*** Given records ***

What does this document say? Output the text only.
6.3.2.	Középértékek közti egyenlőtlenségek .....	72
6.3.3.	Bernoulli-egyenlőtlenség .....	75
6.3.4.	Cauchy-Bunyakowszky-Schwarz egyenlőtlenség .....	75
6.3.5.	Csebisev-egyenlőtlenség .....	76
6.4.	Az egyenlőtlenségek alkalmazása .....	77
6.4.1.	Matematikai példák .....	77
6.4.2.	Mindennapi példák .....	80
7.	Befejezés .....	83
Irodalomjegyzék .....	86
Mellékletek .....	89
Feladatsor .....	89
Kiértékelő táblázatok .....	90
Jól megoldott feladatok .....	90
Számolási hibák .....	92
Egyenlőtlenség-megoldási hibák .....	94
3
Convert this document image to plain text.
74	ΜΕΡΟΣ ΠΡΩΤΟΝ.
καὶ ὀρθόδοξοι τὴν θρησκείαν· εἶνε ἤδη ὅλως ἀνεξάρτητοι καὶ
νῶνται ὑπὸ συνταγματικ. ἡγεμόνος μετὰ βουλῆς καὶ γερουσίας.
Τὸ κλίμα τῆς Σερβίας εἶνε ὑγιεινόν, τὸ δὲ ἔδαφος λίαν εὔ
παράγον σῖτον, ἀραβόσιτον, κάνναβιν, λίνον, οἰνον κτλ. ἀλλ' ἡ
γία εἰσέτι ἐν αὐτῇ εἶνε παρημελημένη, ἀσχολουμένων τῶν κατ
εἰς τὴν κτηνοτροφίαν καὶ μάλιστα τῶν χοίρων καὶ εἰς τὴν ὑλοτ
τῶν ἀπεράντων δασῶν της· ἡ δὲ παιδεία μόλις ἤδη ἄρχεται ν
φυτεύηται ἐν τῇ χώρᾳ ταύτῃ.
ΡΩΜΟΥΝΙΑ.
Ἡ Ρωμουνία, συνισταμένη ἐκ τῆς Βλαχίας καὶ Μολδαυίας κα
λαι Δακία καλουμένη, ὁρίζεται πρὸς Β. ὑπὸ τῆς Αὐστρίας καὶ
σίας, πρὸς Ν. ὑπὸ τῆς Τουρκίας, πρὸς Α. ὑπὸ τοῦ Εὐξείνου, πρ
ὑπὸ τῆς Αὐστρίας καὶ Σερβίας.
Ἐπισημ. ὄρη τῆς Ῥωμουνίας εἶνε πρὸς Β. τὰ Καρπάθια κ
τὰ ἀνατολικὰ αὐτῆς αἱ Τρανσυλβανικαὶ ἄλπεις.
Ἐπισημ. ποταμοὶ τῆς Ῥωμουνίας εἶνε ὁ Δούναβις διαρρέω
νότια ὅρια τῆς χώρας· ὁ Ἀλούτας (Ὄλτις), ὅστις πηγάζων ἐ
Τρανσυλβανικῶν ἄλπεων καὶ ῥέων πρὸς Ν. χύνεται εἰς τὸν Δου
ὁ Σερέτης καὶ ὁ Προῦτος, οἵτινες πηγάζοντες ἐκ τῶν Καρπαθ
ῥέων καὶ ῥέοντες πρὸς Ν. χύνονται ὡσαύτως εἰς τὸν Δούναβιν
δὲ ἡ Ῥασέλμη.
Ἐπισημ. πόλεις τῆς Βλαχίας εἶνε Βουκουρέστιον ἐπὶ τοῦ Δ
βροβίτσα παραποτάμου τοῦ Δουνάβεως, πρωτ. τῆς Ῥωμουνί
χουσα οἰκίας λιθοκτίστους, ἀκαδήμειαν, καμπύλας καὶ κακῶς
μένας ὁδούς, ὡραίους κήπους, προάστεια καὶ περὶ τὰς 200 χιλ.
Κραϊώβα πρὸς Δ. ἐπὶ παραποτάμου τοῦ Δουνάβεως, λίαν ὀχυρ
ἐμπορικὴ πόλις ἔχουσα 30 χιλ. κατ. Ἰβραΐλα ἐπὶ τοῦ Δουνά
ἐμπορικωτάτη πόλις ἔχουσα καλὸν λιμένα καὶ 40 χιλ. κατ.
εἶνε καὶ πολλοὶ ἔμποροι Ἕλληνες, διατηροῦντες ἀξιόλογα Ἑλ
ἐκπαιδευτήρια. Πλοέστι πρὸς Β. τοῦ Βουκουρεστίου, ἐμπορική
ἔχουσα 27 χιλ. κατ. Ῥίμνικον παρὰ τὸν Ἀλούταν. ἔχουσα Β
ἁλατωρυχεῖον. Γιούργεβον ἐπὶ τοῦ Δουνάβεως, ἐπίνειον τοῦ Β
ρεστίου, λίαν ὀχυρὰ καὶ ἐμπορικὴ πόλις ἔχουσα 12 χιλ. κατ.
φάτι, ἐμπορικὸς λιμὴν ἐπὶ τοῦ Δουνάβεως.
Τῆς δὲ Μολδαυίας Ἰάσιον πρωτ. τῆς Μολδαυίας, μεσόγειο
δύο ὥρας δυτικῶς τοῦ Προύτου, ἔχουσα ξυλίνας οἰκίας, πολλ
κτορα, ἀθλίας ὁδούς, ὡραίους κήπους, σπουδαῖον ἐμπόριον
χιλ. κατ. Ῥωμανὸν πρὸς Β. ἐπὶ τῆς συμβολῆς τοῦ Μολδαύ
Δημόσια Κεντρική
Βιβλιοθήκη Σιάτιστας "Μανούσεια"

***

Requirement:
Pick every line with "παραποτάμου" in it and copy it.

Response:
βροβίτσα παραποτάμου τοῦ Δουνάβεως, πρωτ. τῆς Ῥωμουνί
Κραϊώβα πρὸς Δ. ἐπὶ παραποτάμου τοῦ Δουνάβεως, λίαν ὀχυρ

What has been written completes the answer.